Collected data
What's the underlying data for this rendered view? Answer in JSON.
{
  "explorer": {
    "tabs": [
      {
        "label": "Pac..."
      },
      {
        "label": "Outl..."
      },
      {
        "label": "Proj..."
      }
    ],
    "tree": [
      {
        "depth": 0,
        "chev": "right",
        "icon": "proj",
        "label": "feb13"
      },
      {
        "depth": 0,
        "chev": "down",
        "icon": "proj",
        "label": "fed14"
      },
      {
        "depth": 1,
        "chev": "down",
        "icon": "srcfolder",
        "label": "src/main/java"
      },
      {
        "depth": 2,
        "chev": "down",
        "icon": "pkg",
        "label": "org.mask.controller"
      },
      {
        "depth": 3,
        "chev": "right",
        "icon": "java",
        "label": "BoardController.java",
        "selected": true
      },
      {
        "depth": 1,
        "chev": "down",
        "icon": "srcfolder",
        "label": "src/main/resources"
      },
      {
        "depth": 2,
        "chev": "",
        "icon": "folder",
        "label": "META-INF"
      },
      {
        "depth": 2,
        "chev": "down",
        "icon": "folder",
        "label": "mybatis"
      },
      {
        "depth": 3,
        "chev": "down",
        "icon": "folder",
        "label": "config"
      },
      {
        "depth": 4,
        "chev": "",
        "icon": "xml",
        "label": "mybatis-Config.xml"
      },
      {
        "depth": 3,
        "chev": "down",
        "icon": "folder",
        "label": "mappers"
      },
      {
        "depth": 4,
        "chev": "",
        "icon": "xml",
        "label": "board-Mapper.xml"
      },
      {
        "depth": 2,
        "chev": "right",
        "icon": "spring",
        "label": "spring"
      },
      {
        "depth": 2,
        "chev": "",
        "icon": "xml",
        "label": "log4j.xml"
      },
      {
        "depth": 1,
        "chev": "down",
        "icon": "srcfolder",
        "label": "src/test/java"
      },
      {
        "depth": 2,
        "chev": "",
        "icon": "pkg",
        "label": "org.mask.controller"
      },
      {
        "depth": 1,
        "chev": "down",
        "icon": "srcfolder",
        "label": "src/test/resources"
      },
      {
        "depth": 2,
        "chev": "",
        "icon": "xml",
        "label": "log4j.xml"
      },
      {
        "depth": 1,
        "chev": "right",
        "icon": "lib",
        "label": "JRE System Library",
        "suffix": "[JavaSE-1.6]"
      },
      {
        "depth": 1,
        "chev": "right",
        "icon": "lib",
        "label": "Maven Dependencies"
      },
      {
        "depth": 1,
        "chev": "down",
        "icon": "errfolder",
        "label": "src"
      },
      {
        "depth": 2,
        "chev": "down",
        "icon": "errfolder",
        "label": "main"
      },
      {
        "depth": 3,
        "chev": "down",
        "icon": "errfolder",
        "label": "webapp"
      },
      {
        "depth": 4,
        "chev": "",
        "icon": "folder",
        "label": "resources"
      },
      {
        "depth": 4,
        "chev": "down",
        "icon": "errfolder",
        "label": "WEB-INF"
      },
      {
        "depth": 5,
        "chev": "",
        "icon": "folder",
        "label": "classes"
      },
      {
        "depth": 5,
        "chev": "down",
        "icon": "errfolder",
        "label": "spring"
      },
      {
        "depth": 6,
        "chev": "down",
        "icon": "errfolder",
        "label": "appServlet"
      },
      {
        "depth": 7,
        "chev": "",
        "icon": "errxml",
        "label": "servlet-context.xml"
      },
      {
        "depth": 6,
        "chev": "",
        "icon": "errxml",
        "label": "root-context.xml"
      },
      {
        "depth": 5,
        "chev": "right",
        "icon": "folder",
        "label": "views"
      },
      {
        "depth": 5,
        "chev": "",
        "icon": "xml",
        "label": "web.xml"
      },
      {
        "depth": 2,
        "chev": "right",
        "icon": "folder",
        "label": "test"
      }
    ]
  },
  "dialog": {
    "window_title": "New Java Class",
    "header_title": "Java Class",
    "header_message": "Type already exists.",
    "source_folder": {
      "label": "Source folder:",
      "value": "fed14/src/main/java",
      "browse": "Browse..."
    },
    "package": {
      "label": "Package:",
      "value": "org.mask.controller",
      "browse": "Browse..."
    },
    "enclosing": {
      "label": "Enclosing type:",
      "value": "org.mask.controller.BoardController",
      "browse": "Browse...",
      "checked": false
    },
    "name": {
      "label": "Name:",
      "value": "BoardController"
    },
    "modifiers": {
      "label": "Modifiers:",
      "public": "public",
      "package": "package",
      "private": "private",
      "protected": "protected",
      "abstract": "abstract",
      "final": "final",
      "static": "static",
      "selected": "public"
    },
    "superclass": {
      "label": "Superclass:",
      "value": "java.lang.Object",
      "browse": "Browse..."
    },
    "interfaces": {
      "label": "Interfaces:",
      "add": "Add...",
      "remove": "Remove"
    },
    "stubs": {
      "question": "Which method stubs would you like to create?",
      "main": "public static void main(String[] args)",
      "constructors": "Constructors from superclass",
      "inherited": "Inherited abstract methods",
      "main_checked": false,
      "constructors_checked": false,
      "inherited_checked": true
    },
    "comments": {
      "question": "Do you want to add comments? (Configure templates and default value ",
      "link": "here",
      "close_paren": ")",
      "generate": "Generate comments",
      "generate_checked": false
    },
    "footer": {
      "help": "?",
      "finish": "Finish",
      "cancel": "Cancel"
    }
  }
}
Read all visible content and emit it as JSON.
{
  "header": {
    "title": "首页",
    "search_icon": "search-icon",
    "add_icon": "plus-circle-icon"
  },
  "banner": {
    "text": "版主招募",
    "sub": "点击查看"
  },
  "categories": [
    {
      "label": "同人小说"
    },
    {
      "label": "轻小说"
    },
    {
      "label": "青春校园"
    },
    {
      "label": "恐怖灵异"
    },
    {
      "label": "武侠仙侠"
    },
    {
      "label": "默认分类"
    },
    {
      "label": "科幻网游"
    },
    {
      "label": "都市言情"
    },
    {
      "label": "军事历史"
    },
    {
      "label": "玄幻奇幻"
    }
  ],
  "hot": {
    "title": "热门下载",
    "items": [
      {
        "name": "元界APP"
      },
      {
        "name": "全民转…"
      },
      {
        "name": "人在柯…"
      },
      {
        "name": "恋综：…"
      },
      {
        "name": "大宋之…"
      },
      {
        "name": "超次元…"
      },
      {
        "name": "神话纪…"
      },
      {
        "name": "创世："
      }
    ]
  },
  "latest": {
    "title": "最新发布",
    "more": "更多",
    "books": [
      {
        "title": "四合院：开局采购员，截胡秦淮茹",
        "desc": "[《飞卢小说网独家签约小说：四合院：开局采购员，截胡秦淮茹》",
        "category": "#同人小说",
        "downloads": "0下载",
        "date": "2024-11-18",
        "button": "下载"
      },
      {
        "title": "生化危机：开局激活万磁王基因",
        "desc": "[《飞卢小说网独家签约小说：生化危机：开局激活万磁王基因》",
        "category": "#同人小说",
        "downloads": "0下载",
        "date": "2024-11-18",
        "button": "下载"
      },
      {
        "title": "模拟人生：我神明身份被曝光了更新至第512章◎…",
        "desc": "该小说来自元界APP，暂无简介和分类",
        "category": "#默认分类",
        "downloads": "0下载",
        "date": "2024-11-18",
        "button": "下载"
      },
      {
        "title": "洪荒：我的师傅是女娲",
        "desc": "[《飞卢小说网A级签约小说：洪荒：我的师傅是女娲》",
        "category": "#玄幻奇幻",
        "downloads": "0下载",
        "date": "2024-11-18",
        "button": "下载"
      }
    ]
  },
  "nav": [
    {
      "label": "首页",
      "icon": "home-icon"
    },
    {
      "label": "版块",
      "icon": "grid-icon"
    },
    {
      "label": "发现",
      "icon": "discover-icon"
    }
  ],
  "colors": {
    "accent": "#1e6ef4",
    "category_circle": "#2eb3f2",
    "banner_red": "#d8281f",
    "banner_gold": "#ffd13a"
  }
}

[Short task] Every record above should be copied exactly.

[Correct answer]
What's the underlying data for this rendered view? Answer in JSON.
{
  "explorer": {
    "tabs": [
      {
        "label": "Pac..."
      },
      {
        "label": "Outl..."
      },
      {
        "label": "Proj..."
      }
    ],
    "tree": [
      {
        "depth": 0,
        "chev": "right",
        "icon": "proj",
        "label": "feb13"
      },
      {
        "depth": 0,
        "chev": "down",
        "icon": "proj",
        "label": "fed14"
      },
      {
        "depth": 1,
        "chev": "down",
        "icon": "srcfolder",
        "label": "src/main/java"
      },
      {
        "depth": 2,
        "chev": "down",
        "icon": "pkg",
        "label": "org.mask.controller"
      },
      {
        "depth": 3,
        "chev": "right",
        "icon": "java",
        "label": "BoardController.java",
        "selected": true
      },
      {
        "depth": 1,
        "chev": "down",
        "icon": "srcfolder",
        "label": "src/main/resources"
      },
      {
        "depth": 2,
        "chev": "",
        "icon": "folder",
        "label": "META-INF"
      },
      {
        "depth": 2,
        "chev": "down",
        "icon": "folder",
        "label": "mybatis"
      },
      {
        "depth": 3,
        "chev": "down",
        "icon": "folder",
        "label": "config"
      },
      {
        "depth": 4,
        "chev": "",
        "icon": "xml",
        "label": "mybatis-Config.xml"
      },
      {
        "depth": 3,
        "chev": "down",
        "icon": "folder",
        "label": "mappers"
      },
      {
        "depth": 4,
        "chev": "",
        "icon": "xml",
        "label": "board-Mapper.xml"
      },
      {
        "depth": 2,
        "chev": "right",
        "icon": "spring",
        "label": "spring"
      },
      {
        "depth": 2,
        "chev": "",
        "icon": "xml",
        "label": "log4j.xml"
      },
      {
        "depth": 1,
        "chev": "down",
        "icon": "srcfolder",
        "label": "src/test/java"
      },
      {
        "depth": 2,
        "chev": "",
        "icon": "pkg",
        "label": "org.mask.controller"
      },
      {
        "depth": 1,
        "chev": "down",
        "icon": "srcfolder",
        "label": "src/test/resources"
      },
      {
        "depth": 2,
        "chev": "",
        "icon": "xml",
        "label": "log4j.xml"
      },
      {
        "depth": 1,
        "chev": "right",
        "icon": "lib",
        "label": "JRE System Library",
        "suffix": "[JavaSE-1.6]"
      },
      {
        "depth": 1,
        "chev": "right",
        "icon": "lib",
        "label": "Maven Dependencies"
      },
      {
        "depth": 1,
        "chev": "down",
        "icon": "errfolder",
        "label": "src"
      },
      {
        "depth": 2,
        "chev": "down",
        "icon": "errfolder",
        "label": "main"
      },
      {
        "depth": 3,
        "chev": "down",
        "icon": "errfolder",
        "label": "webapp"
      },
      {
        "depth": 4,
        "chev": "",
        "icon": "folder",
        "label": "resources"
      },
      {
        "depth": 4,
        "chev": "down",
        "icon": "errfolder",
        "label": "WEB-INF"
      },
      {
        "depth": 5,
        "chev": "",
        "icon": "folder",
        "label": "classes"
      },
      {
        "depth": 5,
        "chev": "down",
        "icon": "errfolder",
        "label": "spring"
      },
      {
        "depth": 6,
        "chev": "down",
        "icon": "errfolder",
        "label": "appServlet"
      },
      {
        "depth": 7,
        "chev": "",
        "icon": "errxml",
        "label": "servlet-context.xml"
      },
      {
        "depth": 6,
        "chev": "",
        "icon": "errxml",
        "label": "root-context.xml"
      },
      {
        "depth": 5,
        "chev": "right",
        "icon": "folder",
        "label": "views"
      },
      {
        "depth": 5,
        "chev": "",
        "icon": "xml",
        "label": "web.xml"
      },
      {
        "depth": 2,
        "chev": "right",
        "icon": "folder",
        "label": "test"
      }
    ]
  },
  "dialog": {
    "window_title": "New Java Class",
    "header_title": "Java Class",
    "header_message": "Type already exists.",
    "source_folder": {
      "label": "Source folder:",
      "value": "fed14/src/main/java",
      "browse": "Browse..."
    },
    "package": {
      "label": "Package:",
      "value": "org.mask.controller",
      "browse": "Browse..."
    },
    "enclosing": {
      "label": "Enclosing type:",
      "value": "org.mask.controller.BoardController",
      "browse": "Browse...",
      "checked": false
    },
    "name": {
      "label": "Name:",
      "value": "BoardController"
    },
    "modifiers": {
      "label": "Modifiers:",
      "public": "public",
      "package": "package",
      "private": "private",
      "protected": "protected",
      "abstract": "abstract",
      "final": "final",
      "static": "static",
      "selected": "public"
    },
    "superclass": {
      "label": "Superclass:",
      "value": "java.lang.Object",
      "browse": "Browse..."
    },
    "interfaces": {
      "label": "Interfaces:",
      "add": "Add...",
      "remove": "Remove"
    },
    "stubs": {
      "question": "Which method stubs would you like to create?",
      "main": "public static void main(String[] args)",
      "constructors": "Constructors from superclass",
      "inherited": "Inherited abstract methods",
      "main_checked": false,
      "constructors_checked": false,
      "inherited_checked": true
    },
    "comments": {
      "question": "Do you want to add comments? (Configure templates and default value ",
      "link": "here",
      "close_paren": ")",
      "generate": "Generate comments",
      "generate_checked": false
    },
    "footer": {
      "help": "?",
      "finish": "Finish",
      "cancel": "Cancel"
    }
  }
}
Read all visible content and emit it as JSON.
{
  "header": {
    "title": "首页",
    "search_icon": "search-icon",
    "add_icon": "plus-circle-icon"
  },
  "banner": {
    "text": "版主招募",
    "sub": "点击查看"
  },
  "categories": [
    {
      "label": "同人小说"
    },
    {
      "label": "轻小说"
    },
    {
      "label": "青春校园"
    },
    {
      "label": "恐怖灵异"
    },
    {
      "label": "武侠仙侠"
    },
    {
      "label": "默认分类"
    },
    {
      "label": "科幻网游"
    },
    {
      "label": "都市言情"
    },
    {
      "label": "军事历史"
    },
    {
      "label": "玄幻奇幻"
    }
  ],
  "hot": {
    "title": "热门下载",
    "items": [
      {
        "name": "元界APP"
      },
      {
        "name": "全民转…"
      },
      {
        "name": "人在柯…"
      },
      {
        "name": "恋综：…"
      },
      {
        "name": "大宋之…"
      },
      {
        "name": "超次元…"
      },
      {
        "name": "神话纪…"
      },
      {
        "name": "创世："
      }
    ]
  },
  "latest": {
    "title": "最新发布",
    "more": "更多",
    "books": [
      {
        "title": "四合院：开局采购员，截胡秦淮茹",
        "desc": "[《飞卢小说网独家签约小说：四合院：开局采购员，截胡秦淮茹》",
        "category": "#同人小说",
        "downloads": "0下载",
        "date": "2024-11-18",
        "button": "下载"
      },
      {
        "title": "生化危机：开局激活万磁王基因",
        "desc": "[《飞卢小说网独家签约小说：生化危机：开局激活万磁王基因》",
        "category": "#同人小说",
        "downloads": "0下载",
        "date": "2024-11-18",
        "button": "下载"
      },
      {
        "title": "模拟人生：我神明身份被曝光了更新至第512章◎…",
        "desc": "该小说来自元界APP，暂无简介和分类",
        "category": "#默认分类",
        "downloads": "0下载",
        "date": "2024-11-18",
        "button": "下载"
      },
      {
        "title": "洪荒：我的师傅是女娲",
        "desc": "[《飞卢小说网A级签约小说：洪荒：我的师傅是女娲》",
        "category": "#玄幻奇幻",
        "downloads": "0下载",
        "date": "2024-11-18",
        "button": "下载"
      }
    ]
  },
  "nav": [
    {
      "label": "首页",
      "icon": "home-icon"
    },
    {
      "label": "版块",
      "icon": "grid-icon"
    },
    {
      "label": "发现",
      "icon": "discover-icon"
    }
  ],
  "colors": {
    "accent": "#1e6ef4",
    "category_circle": "#2eb3f2",
    "banner_red": "#d8281f",
    "banner_gold": "#ffd13a"
  }
}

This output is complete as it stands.